***** Supplied material

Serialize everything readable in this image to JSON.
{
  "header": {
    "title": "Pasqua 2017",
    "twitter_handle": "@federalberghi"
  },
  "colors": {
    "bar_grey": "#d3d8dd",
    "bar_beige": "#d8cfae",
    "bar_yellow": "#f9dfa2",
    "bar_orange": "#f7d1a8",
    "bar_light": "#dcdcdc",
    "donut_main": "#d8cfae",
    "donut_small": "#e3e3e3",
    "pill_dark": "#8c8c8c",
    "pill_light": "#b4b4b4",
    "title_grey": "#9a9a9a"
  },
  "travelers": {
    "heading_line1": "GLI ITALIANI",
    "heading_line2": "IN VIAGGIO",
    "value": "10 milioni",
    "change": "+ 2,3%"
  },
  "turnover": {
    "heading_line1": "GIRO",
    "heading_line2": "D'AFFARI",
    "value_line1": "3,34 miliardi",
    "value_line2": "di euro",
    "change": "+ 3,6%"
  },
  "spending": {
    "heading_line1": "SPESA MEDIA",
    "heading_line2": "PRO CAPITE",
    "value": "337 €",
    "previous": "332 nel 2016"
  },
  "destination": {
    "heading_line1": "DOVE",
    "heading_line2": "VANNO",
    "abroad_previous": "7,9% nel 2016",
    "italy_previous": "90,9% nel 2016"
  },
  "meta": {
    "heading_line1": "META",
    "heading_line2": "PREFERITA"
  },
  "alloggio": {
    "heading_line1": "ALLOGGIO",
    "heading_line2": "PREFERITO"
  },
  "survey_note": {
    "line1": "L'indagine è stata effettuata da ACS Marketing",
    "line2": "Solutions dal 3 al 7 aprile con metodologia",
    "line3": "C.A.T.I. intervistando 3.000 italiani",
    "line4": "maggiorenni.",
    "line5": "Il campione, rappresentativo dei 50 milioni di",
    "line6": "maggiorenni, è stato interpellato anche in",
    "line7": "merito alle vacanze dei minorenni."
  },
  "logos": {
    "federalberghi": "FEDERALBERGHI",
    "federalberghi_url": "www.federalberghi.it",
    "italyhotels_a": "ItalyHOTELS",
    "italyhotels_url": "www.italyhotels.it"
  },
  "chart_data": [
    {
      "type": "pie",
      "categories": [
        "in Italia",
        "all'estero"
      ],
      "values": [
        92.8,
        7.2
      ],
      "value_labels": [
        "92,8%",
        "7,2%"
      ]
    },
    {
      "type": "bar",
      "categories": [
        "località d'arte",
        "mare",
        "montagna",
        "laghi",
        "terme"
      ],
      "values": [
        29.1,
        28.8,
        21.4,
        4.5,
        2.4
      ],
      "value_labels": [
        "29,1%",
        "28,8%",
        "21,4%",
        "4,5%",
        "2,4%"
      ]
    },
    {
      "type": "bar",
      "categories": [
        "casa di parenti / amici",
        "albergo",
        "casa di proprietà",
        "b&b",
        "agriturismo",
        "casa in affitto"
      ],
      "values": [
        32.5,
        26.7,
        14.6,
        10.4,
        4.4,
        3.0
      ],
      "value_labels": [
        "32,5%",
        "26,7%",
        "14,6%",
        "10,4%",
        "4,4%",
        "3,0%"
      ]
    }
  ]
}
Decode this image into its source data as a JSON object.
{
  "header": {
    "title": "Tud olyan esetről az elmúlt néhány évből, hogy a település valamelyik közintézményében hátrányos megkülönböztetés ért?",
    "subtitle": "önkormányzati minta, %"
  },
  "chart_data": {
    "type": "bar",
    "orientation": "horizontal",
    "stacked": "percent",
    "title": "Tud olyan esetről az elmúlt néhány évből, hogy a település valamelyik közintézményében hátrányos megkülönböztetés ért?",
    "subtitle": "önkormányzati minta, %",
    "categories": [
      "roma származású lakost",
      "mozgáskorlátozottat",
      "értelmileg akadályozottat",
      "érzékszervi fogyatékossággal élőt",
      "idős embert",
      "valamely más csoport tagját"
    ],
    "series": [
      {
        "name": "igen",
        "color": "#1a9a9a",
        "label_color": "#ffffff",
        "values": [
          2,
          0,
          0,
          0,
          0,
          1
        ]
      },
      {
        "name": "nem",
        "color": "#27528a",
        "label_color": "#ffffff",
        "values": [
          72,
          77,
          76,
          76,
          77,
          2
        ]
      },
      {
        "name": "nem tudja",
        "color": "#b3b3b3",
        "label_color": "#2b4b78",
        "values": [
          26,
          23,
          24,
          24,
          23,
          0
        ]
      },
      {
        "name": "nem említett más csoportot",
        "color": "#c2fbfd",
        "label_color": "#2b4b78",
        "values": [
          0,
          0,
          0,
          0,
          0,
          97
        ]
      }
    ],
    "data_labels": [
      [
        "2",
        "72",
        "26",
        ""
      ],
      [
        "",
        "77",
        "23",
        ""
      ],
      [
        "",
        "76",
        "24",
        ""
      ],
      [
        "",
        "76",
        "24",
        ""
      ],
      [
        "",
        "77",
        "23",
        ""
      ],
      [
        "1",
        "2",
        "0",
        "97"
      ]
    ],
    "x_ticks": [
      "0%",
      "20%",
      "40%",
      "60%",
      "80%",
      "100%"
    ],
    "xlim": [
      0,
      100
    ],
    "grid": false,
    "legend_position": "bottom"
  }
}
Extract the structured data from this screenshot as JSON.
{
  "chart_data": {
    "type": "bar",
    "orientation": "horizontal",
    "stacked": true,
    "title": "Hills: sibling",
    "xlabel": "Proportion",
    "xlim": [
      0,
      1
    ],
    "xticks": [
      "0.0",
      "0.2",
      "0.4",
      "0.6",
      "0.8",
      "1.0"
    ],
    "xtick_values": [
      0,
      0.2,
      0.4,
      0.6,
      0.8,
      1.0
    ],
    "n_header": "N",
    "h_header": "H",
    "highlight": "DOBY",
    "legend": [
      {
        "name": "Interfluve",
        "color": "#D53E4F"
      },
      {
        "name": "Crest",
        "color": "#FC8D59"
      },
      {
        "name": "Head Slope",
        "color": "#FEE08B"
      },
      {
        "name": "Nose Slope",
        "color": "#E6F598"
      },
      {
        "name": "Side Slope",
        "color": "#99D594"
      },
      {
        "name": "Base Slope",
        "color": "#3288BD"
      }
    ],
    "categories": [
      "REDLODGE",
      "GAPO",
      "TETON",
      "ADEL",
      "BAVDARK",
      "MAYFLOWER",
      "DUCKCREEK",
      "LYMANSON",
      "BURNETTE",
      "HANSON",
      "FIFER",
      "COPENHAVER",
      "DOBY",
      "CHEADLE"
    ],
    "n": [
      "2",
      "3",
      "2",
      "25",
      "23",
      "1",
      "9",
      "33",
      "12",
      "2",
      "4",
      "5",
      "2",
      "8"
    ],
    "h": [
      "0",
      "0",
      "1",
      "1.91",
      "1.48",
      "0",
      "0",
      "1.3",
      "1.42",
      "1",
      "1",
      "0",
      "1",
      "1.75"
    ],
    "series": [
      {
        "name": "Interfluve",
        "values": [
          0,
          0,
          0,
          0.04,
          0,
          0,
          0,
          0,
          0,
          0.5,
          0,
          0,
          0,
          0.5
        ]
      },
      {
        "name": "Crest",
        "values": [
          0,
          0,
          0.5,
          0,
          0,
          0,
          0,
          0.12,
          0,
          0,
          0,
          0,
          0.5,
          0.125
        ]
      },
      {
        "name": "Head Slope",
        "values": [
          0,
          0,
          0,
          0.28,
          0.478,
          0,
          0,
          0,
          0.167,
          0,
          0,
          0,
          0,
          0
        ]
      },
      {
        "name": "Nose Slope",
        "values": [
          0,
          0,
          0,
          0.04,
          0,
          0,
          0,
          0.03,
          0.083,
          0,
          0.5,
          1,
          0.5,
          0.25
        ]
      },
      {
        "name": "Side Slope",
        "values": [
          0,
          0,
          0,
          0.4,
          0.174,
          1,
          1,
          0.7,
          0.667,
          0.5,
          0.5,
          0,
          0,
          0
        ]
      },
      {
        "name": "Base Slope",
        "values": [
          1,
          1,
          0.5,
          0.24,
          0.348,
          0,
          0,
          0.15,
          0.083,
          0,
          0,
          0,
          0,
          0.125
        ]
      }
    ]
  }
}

**********

Exercise requirements: Copy every line in the entries above that has the string "this" in it.

Solution to the exercise:
Serialize everything readable in this image to JSON.
Decode this image into its source data as a JSON object.
Extract the structured data from this screenshot as JSON.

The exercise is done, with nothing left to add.